[Extracted records]

· · · · ·

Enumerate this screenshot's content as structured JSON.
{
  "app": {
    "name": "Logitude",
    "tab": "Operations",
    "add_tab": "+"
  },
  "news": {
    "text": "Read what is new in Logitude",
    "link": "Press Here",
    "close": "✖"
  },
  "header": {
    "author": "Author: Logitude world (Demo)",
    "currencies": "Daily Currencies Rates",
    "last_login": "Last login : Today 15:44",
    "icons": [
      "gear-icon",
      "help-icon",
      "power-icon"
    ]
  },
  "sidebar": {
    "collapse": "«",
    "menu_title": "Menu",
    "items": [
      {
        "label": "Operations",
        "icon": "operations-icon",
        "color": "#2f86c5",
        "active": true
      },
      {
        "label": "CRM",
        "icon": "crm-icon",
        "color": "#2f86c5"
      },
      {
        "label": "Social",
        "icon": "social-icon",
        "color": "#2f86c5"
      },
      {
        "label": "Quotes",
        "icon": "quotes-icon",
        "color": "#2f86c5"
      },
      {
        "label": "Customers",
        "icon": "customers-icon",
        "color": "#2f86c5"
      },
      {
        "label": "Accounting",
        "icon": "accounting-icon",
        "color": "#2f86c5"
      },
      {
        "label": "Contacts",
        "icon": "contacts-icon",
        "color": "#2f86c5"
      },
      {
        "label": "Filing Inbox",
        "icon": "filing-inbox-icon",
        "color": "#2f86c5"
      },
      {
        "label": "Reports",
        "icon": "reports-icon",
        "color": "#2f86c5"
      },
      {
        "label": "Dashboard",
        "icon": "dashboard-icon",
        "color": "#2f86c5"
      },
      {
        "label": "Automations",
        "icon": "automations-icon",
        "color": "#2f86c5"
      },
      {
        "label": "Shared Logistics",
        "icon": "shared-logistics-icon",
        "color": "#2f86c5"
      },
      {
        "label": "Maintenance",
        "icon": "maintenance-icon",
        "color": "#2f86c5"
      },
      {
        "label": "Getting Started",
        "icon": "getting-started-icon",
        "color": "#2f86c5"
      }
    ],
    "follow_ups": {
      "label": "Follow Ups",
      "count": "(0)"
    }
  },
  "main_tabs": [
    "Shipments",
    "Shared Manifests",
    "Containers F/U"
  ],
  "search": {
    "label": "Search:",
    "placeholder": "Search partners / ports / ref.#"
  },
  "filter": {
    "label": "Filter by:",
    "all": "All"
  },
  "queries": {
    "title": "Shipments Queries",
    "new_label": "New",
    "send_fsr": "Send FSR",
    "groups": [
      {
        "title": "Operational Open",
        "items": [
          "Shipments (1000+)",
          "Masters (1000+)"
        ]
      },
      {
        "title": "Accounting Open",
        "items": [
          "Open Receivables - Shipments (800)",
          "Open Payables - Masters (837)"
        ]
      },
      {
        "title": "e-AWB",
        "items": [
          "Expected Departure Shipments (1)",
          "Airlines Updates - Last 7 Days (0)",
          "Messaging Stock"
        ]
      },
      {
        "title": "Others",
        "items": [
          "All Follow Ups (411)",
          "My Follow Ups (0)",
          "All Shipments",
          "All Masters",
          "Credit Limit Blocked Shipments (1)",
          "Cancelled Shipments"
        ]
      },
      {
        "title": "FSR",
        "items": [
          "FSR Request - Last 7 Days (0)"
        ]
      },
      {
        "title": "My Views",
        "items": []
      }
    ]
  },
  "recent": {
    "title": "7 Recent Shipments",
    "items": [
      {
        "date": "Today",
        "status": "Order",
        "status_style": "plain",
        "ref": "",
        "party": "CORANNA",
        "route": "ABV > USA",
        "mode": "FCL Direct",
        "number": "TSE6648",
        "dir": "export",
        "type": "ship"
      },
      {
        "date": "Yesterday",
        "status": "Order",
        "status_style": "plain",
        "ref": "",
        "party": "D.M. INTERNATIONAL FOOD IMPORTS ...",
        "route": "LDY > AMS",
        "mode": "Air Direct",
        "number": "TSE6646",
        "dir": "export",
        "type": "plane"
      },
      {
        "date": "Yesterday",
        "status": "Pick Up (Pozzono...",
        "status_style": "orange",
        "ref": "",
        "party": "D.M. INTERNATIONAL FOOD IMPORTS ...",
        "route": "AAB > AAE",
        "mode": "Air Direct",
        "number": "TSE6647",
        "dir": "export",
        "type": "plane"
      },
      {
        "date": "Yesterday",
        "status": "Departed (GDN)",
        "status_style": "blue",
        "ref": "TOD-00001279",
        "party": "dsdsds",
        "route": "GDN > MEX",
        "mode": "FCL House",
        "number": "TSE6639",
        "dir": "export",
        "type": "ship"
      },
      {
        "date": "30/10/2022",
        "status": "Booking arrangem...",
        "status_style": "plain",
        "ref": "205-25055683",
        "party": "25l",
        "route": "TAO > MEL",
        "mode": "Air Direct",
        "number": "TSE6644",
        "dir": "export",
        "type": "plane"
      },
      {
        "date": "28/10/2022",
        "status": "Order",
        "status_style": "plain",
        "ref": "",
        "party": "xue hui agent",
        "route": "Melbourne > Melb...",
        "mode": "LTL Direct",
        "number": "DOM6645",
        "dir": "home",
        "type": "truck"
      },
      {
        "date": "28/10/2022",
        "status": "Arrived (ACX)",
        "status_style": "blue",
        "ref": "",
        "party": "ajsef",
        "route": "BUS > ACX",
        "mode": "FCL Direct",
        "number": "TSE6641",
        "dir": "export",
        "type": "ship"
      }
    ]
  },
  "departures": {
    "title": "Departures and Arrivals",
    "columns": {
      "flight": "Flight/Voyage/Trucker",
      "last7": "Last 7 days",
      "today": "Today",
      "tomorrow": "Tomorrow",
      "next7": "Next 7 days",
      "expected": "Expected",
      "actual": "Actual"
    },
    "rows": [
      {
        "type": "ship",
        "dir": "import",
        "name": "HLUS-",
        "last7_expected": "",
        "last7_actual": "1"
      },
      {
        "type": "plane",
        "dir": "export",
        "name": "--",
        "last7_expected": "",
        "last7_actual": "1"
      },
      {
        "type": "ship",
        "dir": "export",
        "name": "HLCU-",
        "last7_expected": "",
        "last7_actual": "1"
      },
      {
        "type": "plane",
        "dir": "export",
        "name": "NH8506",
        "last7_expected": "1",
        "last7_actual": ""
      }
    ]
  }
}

· · · · ·

DESCRIPTION OF THE TASK:
Give the listing above again, word for word.

OUTPUT FOR THIS EXERCISE:
Enumerate this screenshot's content as structured JSON.
{
  "app": {
    "name": "Logitude",
    "tab": "Operations",
    "add_tab": "+"
  },
  "news": {
    "text": "Read what is new in Logitude",
    "link": "Press Here",
    "close": "✖"
  },
  "header": {
    "author": "Author: Logitude world (Demo)",
    "currencies": "Daily Currencies Rates",
    "last_login": "Last login : Today 15:44",
    "icons": [
      "gear-icon",
      "help-icon",
      "power-icon"
    ]
  },
  "sidebar": {
    "collapse": "«",
    "menu_title": "Menu",
    "items": [
      {
        "label": "Operations",
        "icon": "operations-icon",
        "color": "#2f86c5",
        "active": true
      },
      {
        "label": "CRM",
        "icon": "crm-icon",
        "color": "#2f86c5"
      },
      {
        "label": "Social",
        "icon": "social-icon",
        "color": "#2f86c5"
      },
      {
        "label": "Quotes",
        "icon": "quotes-icon",
        "color": "#2f86c5"
      },
      {
        "label": "Customers",
        "icon": "customers-icon",
        "color": "#2f86c5"
      },
      {
        "label": "Accounting",
        "icon": "accounting-icon",
        "color": "#2f86c5"
      },
      {
        "label": "Contacts",
        "icon": "contacts-icon",
        "color": "#2f86c5"
      },
      {
        "label": "Filing Inbox",
        "icon": "filing-inbox-icon",
        "color": "#2f86c5"
      },
      {
        "label": "Reports",
        "icon": "reports-icon",
        "color": "#2f86c5"
      },
      {
        "label": "Dashboard",
        "icon": "dashboard-icon",
        "color": "#2f86c5"
      },
      {
        "label": "Automations",
        "icon": "automations-icon",
        "color": "#2f86c5"
      },
      {
        "label": "Shared Logistics",
        "icon": "shared-logistics-icon",
        "color": "#2f86c5"
      },
      {
        "label": "Maintenance",
        "icon": "maintenance-icon",
        "color": "#2f86c5"
      },
      {
        "label": "Getting Started",
        "icon": "getting-started-icon",
        "color": "#2f86c5"
      }
    ],
    "follow_ups": {
      "label": "Follow Ups",
      "count": "(0)"
    }
  },
  "main_tabs": [
    "Shipments",
    "Shared Manifests",
    "Containers F/U"
  ],
  "search": {
    "label": "Search:",
    "placeholder": "Search partners / ports / ref.#"
  },
  "filter": {
    "label": "Filter by:",
    "all": "All"
  },
  "queries": {
    "title": "Shipments Queries",
    "new_label": "New",
    "send_fsr": "Send FSR",
    "groups": [
      {
        "title": "Operational Open",
        "items": [
          "Shipments (1000+)",
          "Masters (1000+)"
        ]
      },
      {
        "title": "Accounting Open",
        "items": [
          "Open Receivables - Shipments (800)",
          "Open Payables - Masters (837)"
        ]
      },
      {
        "title": "e-AWB",
        "items": [
          "Expected Departure Shipments (1)",
          "Airlines Updates - Last 7 Days (0)",
          "Messaging Stock"
        ]
      },
      {
        "title": "Others",
        "items": [
          "All Follow Ups (411)",
          "My Follow Ups (0)",
          "All Shipments",
          "All Masters",
          "Credit Limit Blocked Shipments (1)",
          "Cancelled Shipments"
        ]
      },
      {
        "title": "FSR",
        "items": [
          "FSR Request - Last 7 Days (0)"
        ]
      },
      {
        "title": "My Views",
        "items": []
      }
    ]
  },
  "recent": {
    "title": "7 Recent Shipments",
    "items": [
      {
        "date": "Today",
        "status": "Order",
        "status_style": "plain",
        "ref": "",
        "party": "CORANNA",
        "route": "ABV > USA",
        "mode": "FCL Direct",
        "number": "TSE6648",
        "dir": "export",
        "type": "ship"
      },
      {
        "date": "Yesterday",
        "status": "Order",
        "status_style": "plain",
        "ref": "",
        "party": "D.M. INTERNATIONAL FOOD IMPORTS ...",
        "route": "LDY > AMS",
        "mode": "Air Direct",
        "number": "TSE6646",
        "dir": "export",
        "type": "plane"
      },
      {
        "date": "Yesterday",
        "status": "Pick Up (Pozzono...",
        "status_style": "orange",
        "ref": "",
        "party": "D.M. INTERNATIONAL FOOD IMPORTS ...",
        "route": "AAB > AAE",
        "mode": "Air Direct",
        "number": "TSE6647",
        "dir": "export",
        "type": "plane"
      },
      {
        "date": "Yesterday",
        "status": "Departed (GDN)",
        "status_style": "blue",
        "ref": "TOD-00001279",
        "party": "dsdsds",
        "route": "GDN > MEX",
        "mode": "FCL House",
        "number": "TSE6639",
        "dir": "export",
        "type": "ship"
      },
      {
        "date": "30/10/2022",
        "status": "Booking arrangem...",
        "status_style": "plain",
        "ref": "205-25055683",
        "party": "25l",
        "route": "TAO > MEL",
        "mode": "Air Direct",
        "number": "TSE6644",
        "dir": "export",
        "type": "plane"
      },
      {
        "date": "28/10/2022",
        "status": "Order",
        "status_style": "plain",
        "ref": "",
        "party": "xue hui agent",
        "route": "Melbourne > Melb...",
        "mode": "LTL Direct",
        "number": "DOM6645",
        "dir": "home",
        "type": "truck"
      },
      {
        "date": "28/10/2022",
        "status": "Arrived (ACX)",
        "status_style": "blue",
        "ref": "",
        "party": "ajsef",
        "route": "BUS > ACX",
        "mode": "FCL Direct",
        "number": "TSE6641",
        "dir": "export",
        "type": "ship"
      }
    ]
  },
  "departures": {
    "title": "Departures and Arrivals",
    "columns": {
      "flight": "Flight/Voyage/Trucker",
      "last7": "Last 7 days",
      "today": "Today",
      "tomorrow": "Tomorrow",
      "next7": "Next 7 days",
      "expected": "Expected",
      "actual": "Actual"
    },
    "rows": [
      {
        "type": "ship",
        "dir": "import",
        "name": "HLUS-",
        "last7_expected": "",
        "last7_actual": "1"
      },
      {
        "type": "plane",
        "dir": "export",
        "name": "--",
        "last7_expected": "",
        "last7_actual": "1"
      },
      {
        "type": "ship",
        "dir": "export",
        "name": "HLCU-",
        "last7_expected": "",
        "last7_actual": "1"
      },
      {
        "type": "plane",
        "dir": "export",
        "name": "NH8506",
        "last7_expected": "1",
        "last7_actual": ""
      }
    ]
  }
}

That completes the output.